• Job 1:
Repeat the passage on The Shining word for word, everything from "Stanley Kubrick’s The" down to "slandering Kubrick’s film.".
• Job 2:
Rewrite the records from the line that contains "press-hold-button-left[interactable]: PRESS AND" down to the line that contains "instruction-title: PRESS &", both included. Change "interactable" to "clickable", leave everything else as it is, and return only those lines.

• Passage provided:
────────────────────

Stanley Kubrick’s The Shining is seen as a horror classic and a masterpiece of film, but it’s not loved by everyone. In fact, the novel’s author is one of its biggest critics.
Stephen King attacked Kubrick’s vision for lacking the underlying soul of his film and that Jack Nicholson’s portrayal of Jack Torrance is already exaggerated before he even gets to the Overlook. King’s disdain for Kubrick’s Shining adaptation reached such heights that he eventually went about putting his own version together as a miniseries for ABC that would stay faithful to his beloved source material. However, when King had to acquire The Shining’s film rights from Kubrick, it came with the contingency that King would quit slandering Kubrick’s film.
Stephen King’s The Shining is one of the author’s most popular novels and had earned the writer plenty of acclaim before anyone had turned it into a movie. King tells a melancholy, frightening story as the Torrance family gets torn apart. While the broader strokes of King’s novel and Kubrick’s film are the same, there are many differences that make it easy to get confused. King’s 1997 miniseries, directed by Mick Garris, aimed to definitively set the record straight on The Shining canon.

────────────────────

Records showing where elements appear:

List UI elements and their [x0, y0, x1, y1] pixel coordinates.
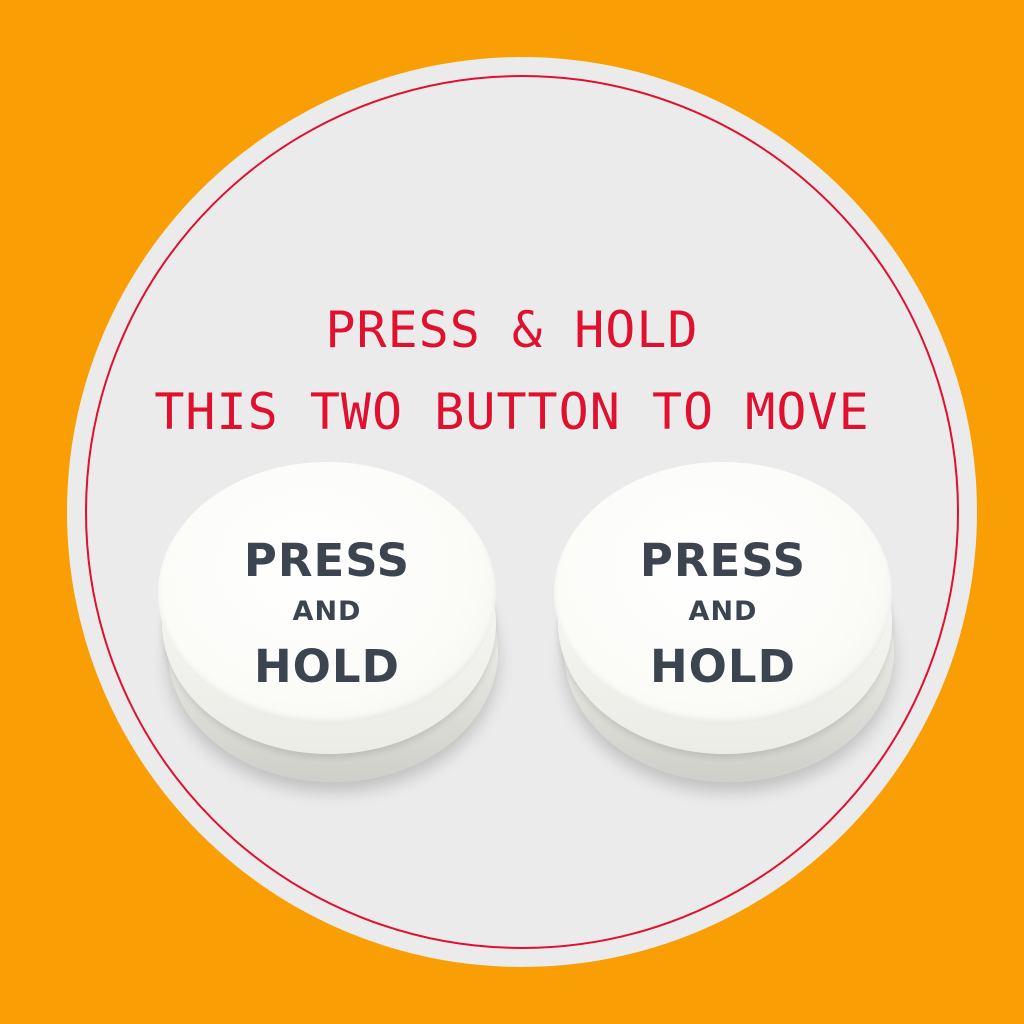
press-hold-button-left[interactable]: PRESS AND HOLD	[158, 462, 504, 782]
instruction-subtitle: THIS TWO BUTTON TO MOVE	[154, 383, 870, 441]
button-label-hold: HOLD	[650, 640, 796, 693]
press-hold-button-right[interactable]: PRESS AND HOLD	[554, 462, 900, 782]
instruction-title: PRESS & HOLD	[325, 301, 699, 359]
button-label-and: AND	[688, 596, 758, 627]
button-label-press: PRESS	[243, 534, 411, 587]
button-label-press: PRESS	[639, 534, 807, 587]
button-label-hold: HOLD	[254, 640, 400, 693]
button-label-and: AND	[292, 596, 362, 627]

────────────────────

• Solution 1:
Stanley Kubrick’s The Shining is seen as a horror classic and a masterpiece of film, but it’s not loved by everyone. In fact, the novel’s author is one of its biggest critics.
Stephen King attacked Kubrick’s vision for lacking the underlying soul of his film and that Jack Nicholson’s portrayal of Jack Torrance is already exaggerated before he even gets to the Overlook. King’s disdain for Kubrick’s Shining adaptation reached such heights that he eventually went about putting his own version together as a miniseries for ABC that would stay faithful to his beloved source material. However, when King had to acquire The Shining’s film rights from Kubrick, it came with the contingency that King would quit slandering Kubrick’s film.

• Solution 2:
press-hold-button-left[clickable]: PRESS AND HOLD	[158, 462, 504, 782]
instruction-subtitle: THIS TWO BUTTON TO MOVE	[154, 383, 870, 441]
button-label-hold: HOLD	[650, 640, 796, 693]
press-hold-button-right[clickable]: PRESS AND HOLD	[554, 462, 900, 782]
instruction-title: PRESS & HOLD	[325, 301, 699, 359]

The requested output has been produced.